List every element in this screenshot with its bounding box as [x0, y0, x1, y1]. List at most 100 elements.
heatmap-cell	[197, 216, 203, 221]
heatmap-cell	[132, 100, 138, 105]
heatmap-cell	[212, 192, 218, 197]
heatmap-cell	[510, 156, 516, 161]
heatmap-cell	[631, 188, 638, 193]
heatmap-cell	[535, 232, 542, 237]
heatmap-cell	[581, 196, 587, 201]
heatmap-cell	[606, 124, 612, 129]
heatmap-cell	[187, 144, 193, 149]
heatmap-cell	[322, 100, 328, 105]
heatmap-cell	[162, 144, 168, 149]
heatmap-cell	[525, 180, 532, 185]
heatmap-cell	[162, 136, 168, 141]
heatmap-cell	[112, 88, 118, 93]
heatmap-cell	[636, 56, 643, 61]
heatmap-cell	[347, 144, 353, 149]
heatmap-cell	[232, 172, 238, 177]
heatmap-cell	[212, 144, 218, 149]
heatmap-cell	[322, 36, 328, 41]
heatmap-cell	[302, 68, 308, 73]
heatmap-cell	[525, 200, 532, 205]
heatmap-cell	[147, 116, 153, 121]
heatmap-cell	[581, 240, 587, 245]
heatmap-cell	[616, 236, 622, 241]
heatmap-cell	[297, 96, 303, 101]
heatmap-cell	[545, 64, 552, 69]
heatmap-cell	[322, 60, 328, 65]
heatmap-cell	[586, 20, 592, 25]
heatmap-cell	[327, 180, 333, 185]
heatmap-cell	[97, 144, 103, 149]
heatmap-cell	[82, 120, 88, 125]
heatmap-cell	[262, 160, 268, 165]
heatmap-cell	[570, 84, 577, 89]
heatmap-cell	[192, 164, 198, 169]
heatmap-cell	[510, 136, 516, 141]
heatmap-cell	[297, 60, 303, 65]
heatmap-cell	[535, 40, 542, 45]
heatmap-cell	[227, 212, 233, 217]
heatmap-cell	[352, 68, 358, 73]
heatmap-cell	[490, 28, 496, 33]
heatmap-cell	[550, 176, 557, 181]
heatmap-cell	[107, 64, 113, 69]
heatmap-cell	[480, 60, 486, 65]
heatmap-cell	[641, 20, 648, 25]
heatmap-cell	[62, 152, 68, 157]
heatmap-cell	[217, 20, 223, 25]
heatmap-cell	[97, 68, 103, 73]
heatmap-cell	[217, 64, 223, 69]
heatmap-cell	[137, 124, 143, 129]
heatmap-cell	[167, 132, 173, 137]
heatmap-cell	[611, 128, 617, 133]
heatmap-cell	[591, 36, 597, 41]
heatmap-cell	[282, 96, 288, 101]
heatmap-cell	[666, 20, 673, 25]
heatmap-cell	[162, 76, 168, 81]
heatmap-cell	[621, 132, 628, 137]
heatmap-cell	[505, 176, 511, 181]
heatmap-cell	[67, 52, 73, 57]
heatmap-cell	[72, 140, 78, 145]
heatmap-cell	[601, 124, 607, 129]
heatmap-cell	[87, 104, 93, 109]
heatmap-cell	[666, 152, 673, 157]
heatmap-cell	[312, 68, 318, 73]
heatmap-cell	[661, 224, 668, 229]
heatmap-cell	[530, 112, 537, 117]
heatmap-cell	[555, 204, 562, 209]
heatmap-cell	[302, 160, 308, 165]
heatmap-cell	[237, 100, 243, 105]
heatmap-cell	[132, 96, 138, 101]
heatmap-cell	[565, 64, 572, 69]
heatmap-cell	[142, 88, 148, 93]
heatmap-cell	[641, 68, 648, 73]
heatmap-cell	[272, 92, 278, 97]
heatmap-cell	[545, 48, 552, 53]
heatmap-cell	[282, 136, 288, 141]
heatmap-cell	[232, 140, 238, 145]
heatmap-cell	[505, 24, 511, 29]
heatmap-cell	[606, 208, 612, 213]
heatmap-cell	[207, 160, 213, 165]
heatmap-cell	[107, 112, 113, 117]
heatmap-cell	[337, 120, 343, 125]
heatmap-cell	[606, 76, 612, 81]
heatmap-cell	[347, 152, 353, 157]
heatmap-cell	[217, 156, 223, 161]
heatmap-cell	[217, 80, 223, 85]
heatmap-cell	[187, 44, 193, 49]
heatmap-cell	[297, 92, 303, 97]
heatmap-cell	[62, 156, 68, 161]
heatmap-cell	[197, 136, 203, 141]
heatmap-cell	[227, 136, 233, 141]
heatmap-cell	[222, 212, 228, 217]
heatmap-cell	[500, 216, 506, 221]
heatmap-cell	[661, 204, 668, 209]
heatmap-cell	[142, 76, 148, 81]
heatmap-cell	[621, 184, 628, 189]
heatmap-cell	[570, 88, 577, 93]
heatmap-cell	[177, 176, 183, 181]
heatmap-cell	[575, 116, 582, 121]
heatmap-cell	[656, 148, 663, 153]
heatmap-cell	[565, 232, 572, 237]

============

Written task: Convert every one of the lines above into a Markdown table with two columns, Row and Line, numbering them in order and leaving out blank lines.

Final result:
| Row | Line |
|---|---|
| 1 | List every element in this screenshot with its bounding box as [x0, y0, x1, y1]. List at most 100 elements. |
| 2 | heatmap-cell	[197, 216, 203, 221] |
| 3 | heatmap-cell	[132, 100, 138, 105] |
| 4 | heatmap-cell	[212, 192, 218, 197] |
| 5 | heatmap-cell	[510, 156, 516, 161] |
| 6 | heatmap-cell	[631, 188, 638, 193] |
| 7 | heatmap-cell	[535, 232, 542, 237] |
| 8 | heatmap-cell	[581, 196, 587, 201] |
| 9 | heatmap-cell	[606, 124, 612, 129] |
| 10 | heatmap-cell	[187, 144, 193, 149] |
| 11 | heatmap-cell	[322, 100, 328, 105] |
| 12 | heatmap-cell	[162, 144, 168, 149] |
| 13 | heatmap-cell	[525, 180, 532, 185] |
| 14 | heatmap-cell	[162, 136, 168, 141] |
| 15 | heatmap-cell	[112, 88, 118, 93] |
| 16 | heatmap-cell	[636, 56, 643, 61] |
| 17 | heatmap-cell	[347, 144, 353, 149] |
| 18 | heatmap-cell	[232, 172, 238, 177] |
| 19 | heatmap-cell	[212, 144, 218, 149] |
| 20 | heatmap-cell	[322, 36, 328, 41] |
| 21 | heatmap-cell	[302, 68, 308, 73] |
| 22 | heatmap-cell	[525, 200, 532, 205] |
| 23 | heatmap-cell	[147, 116, 153, 121] |
| 24 | heatmap-cell	[581, 240, 587, 245] |
| 25 | heatmap-cell	[616, 236, 622, 241] |
| 26 | heatmap-cell	[297, 96, 303, 101] |
| 27 | heatmap-cell	[545, 64, 552, 69] |
| 28 | heatmap-cell	[322, 60, 328, 65] |
| 29 | heatmap-cell	[586, 20, 592, 25] |
| 30 | heatmap-cell	[327, 180, 333, 185] |
| 31 | heatmap-cell	[97, 144, 103, 149] |
| 32 | heatmap-cell	[82, 120, 88, 125] |
| 33 | heatmap-cell	[262, 160, 268, 165] |
| 34 | heatmap-cell	[570, 84, 577, 89] |
| 35 | heatmap-cell	[192, 164, 198, 169] |
| 36 | heatmap-cell	[510, 136, 516, 141] |
| 37 | heatmap-cell	[297, 60, 303, 65] |
| 38 | heatmap-cell	[535, 40, 542, 45] |
| 39 | heatmap-cell	[227, 212, 233, 217] |
| 40 | heatmap-cell	[352, 68, 358, 73] |
| 41 | heatmap-cell	[490, 28, 496, 33] |
| 42 | heatmap-cell	[550, 176, 557, 181] |
| 43 | heatmap-cell	[107, 64, 113, 69] |
| 44 | heatmap-cell	[480, 60, 486, 65] |
| 45 | heatmap-cell	[641, 20, 648, 25] |
| 46 | heatmap-cell	[62, 152, 68, 157] |
| 47 | heatmap-cell	[217, 20, 223, 25] |
| 48 | heatmap-cell	[97, 68, 103, 73] |
| 49 | heatmap-cell	[217, 64, 223, 69] |
| 50 | heatmap-cell	[137, 124, 143, 129] |
| 51 | heatmap-cell	[167, 132, 173, 137] |
| 52 | heatmap-cell	[611, 128, 617, 133] |
| 53 | heatmap-cell	[591, 36, 597, 41] |
| 54 | heatmap-cell	[282, 96, 288, 101] |
| 55 | heatmap-cell	[666, 20, 673, 25] |
| 56 | heatmap-cell	[162, 76, 168, 81] |
| 57 | heatmap-cell	[621, 132, 628, 137] |
| 58 | heatmap-cell	[505, 176, 511, 181] |
| 59 | heatmap-cell	[67, 52, 73, 57] |
| 60 | heatmap-cell	[72, 140, 78, 145] |
| 61 | heatmap-cell	[601, 124, 607, 129] |
| 62 | heatmap-cell	[87, 104, 93, 109] |
| 63 | heatmap-cell	[666, 152, 673, 157] |
| 64 | heatmap-cell	[312, 68, 318, 73] |
| 65 | heatmap-cell	[661, 224, 668, 229] |
| 66 | heatmap-cell	[530, 112, 537, 117] |
| 67 | heatmap-cell	[555, 204, 562, 209] |
| 68 | heatmap-cell	[302, 160, 308, 165] |
| 69 | heatmap-cell	[237, 100, 243, 105] |
| 70 | heatmap-cell	[132, 96, 138, 101] |
| 71 | heatmap-cell	[565, 64, 572, 69] |
| 72 | heatmap-cell	[142, 88, 148, 93] |
| 73 | heatmap-cell	[641, 68, 648, 73] |
| 74 | heatmap-cell	[272, 92, 278, 97] |
| 75 | heatmap-cell	[545, 48, 552, 53] |
| 76 | heatmap-cell	[282, 136, 288, 141] |
| 77 | heatmap-cell	[232, 140, 238, 145] |
| 78 | heatmap-cell	[505, 24, 511, 29] |
| 79 | heatmap-cell	[606, 208, 612, 213] |
| 80 | heatmap-cell	[207, 160, 213, 165] |
| 81 | heatmap-cell	[107, 112, 113, 117] |
| 82 | heatmap-cell	[337, 120, 343, 125] |
| 83 | heatmap-cell	[606, 76, 612, 81] |
| 84 | heatmap-cell	[347, 152, 353, 157] |
| 85 | heatmap-cell	[217, 156, 223, 161] |
| 86 | heatmap-cell	[217, 80, 223, 85] |
| 87 | heatmap-cell	[187, 44, 193, 49] |
| 88 | heatmap-cell	[297, 92, 303, 97] |
| 89 | heatmap-cell	[62, 156, 68, 161] |
| 90 | heatmap-cell	[197, 136, 203, 141] |
| 91 | heatmap-cell	[227, 136, 233, 141] |
| 92 | heatmap-cell	[222, 212, 228, 217] |
| 93 | heatmap-cell	[500, 216, 506, 221] |
| 94 | heatmap-cell	[661, 204, 668, 209] |
| 95 | heatmap-cell	[142, 76, 148, 81] |
| 96 | heatmap-cell	[621, 184, 628, 189] |
| 97 | heatmap-cell	[570, 88, 577, 93] |
| 98 | heatmap-cell	[177, 176, 183, 181] |
| 99 | heatmap-cell	[575, 116, 582, 121] |
| 100 | heatmap-cell	[656, 148, 663, 153] |
| 101 | heatmap-cell	[565, 232, 572, 237] |